====== Input material ======
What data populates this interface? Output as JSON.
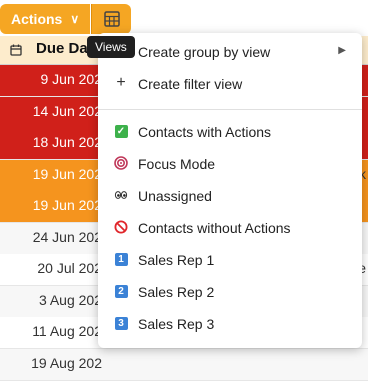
{
  "toolbar": {
    "actions_label": "Actions",
    "views_icon": "grid-icon"
  },
  "tooltip": {
    "text": "Views"
  },
  "column_header": {
    "label": "Due Da",
    "icon": "calendar-icon"
  },
  "rows": [
    {
      "date": "9 Jun 202",
      "bg": "#d0201a",
      "fg": "#ffffff",
      "rhs": ""
    },
    {
      "date": "14 Jun 202",
      "bg": "#d0201a",
      "fg": "#ffffff",
      "rhs": ""
    },
    {
      "date": "18 Jun 202",
      "bg": "#d0201a",
      "fg": "#ffffff",
      "rhs": ""
    },
    {
      "date": "19 Jun 202",
      "bg": "#f5941e",
      "fg": "#ffffff",
      "rhs": "k"
    },
    {
      "date": "19 Jun 202",
      "bg": "#f5941e",
      "fg": "#ffffff",
      "rhs": ""
    },
    {
      "date": "24 Jun 202",
      "bg": "#f7f7f7",
      "fg": "#333333",
      "rhs": ""
    },
    {
      "date": "20 Jul 202",
      "bg": "#ffffff",
      "fg": "#333333",
      "rhs": "e"
    },
    {
      "date": "3 Aug 202",
      "bg": "#f7f7f7",
      "fg": "#333333",
      "rhs": ""
    },
    {
      "date": "11 Aug 202",
      "bg": "#ffffff",
      "fg": "#333333",
      "rhs": ""
    },
    {
      "date": "19 Aug 202",
      "bg": "#f7f7f7",
      "fg": "#333333",
      "rhs": ""
    }
  ],
  "menu": {
    "create_group": "Create group by view",
    "create_filter": "Create filter view",
    "views": [
      {
        "label": "Contacts with Actions",
        "icon": "check-box-icon",
        "color": "#3db14b",
        "glyph": "✓"
      },
      {
        "label": "Focus Mode",
        "icon": "target-icon",
        "color": "#c0395a",
        "glyph": ""
      },
      {
        "label": "Unassigned",
        "icon": "eyes-icon",
        "color": "#333333",
        "glyph": ""
      },
      {
        "label": "Contacts without Actions",
        "icon": "prohibited-icon",
        "color": "#e0262b",
        "glyph": ""
      },
      {
        "label": "Sales Rep 1",
        "icon": "number-one-icon",
        "color": "#3b82d6",
        "glyph": "1"
      },
      {
        "label": "Sales Rep 2",
        "icon": "number-two-icon",
        "color": "#3b82d6",
        "glyph": "2"
      },
      {
        "label": "Sales Rep 3",
        "icon": "number-three-icon",
        "color": "#3b82d6",
        "glyph": "3"
      }
    ]
  }
}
======
In the entries above, find each line with the word "date" and show it.

_Finished answer_
      "date": "9 Jun 202",
      "date": "14 Jun 202",
      "date": "18 Jun 202",
      "date": "19 Jun 202",
      "date": "19 Jun 202",
      "date": "24 Jun 202",
      "date": "20 Jul 202",
      "date": "3 Aug 202",
      "date": "11 Aug 202",
      "date": "19 Aug 202",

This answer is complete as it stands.